#### DATASET RECORDS
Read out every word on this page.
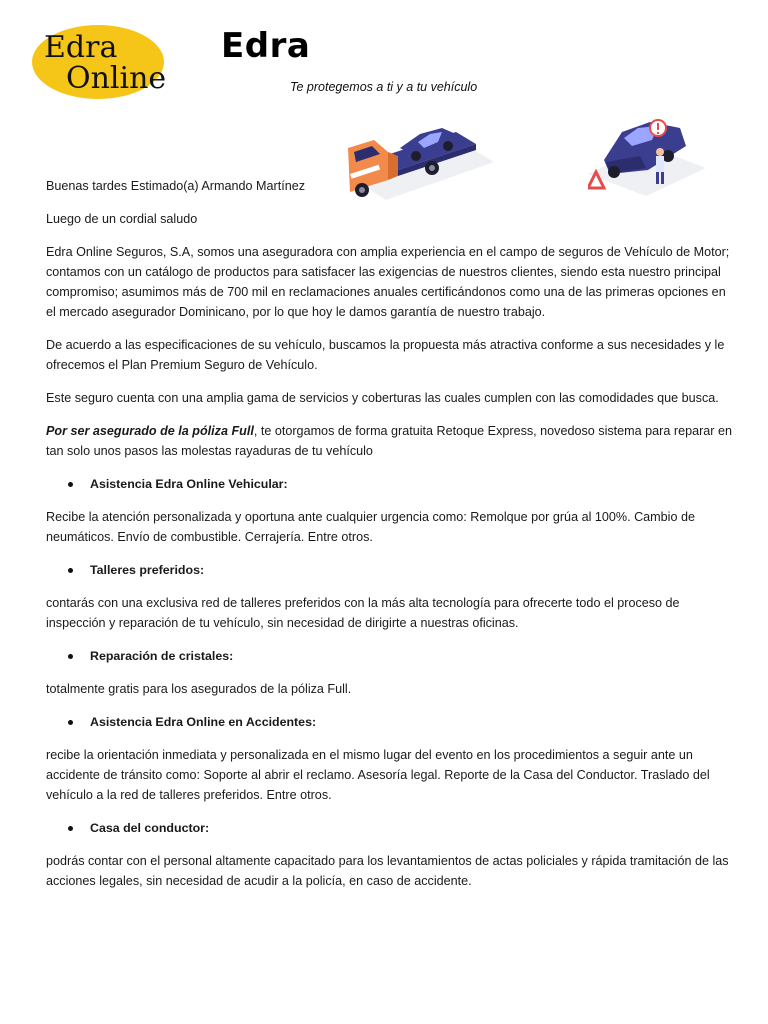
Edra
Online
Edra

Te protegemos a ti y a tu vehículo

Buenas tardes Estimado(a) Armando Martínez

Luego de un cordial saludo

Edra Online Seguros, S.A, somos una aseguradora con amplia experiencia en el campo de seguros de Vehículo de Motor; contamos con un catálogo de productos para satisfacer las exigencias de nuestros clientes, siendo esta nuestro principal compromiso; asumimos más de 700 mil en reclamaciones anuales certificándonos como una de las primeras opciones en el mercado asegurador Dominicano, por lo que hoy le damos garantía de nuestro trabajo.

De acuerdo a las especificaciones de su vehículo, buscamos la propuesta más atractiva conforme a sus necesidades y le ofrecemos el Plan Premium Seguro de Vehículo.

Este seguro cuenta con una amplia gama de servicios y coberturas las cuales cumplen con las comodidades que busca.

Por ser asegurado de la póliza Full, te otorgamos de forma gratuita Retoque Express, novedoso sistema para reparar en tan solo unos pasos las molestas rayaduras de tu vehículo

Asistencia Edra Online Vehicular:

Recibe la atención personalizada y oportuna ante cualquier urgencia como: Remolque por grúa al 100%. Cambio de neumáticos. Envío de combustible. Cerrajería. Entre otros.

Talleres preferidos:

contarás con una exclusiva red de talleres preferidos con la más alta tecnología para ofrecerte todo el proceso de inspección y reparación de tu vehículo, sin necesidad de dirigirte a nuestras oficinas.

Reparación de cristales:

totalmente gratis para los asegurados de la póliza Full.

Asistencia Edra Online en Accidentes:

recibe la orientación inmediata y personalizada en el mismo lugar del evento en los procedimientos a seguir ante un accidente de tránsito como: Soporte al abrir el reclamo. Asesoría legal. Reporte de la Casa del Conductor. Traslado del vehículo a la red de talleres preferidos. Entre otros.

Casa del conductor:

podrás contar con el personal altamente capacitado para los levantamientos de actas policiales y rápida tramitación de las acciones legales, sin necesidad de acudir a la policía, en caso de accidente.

#### WHAT IS BEING ASKED
Report how many lines in the data contain the word "preferidos", with no words besides the number.

#### RIGHT ANSWER
3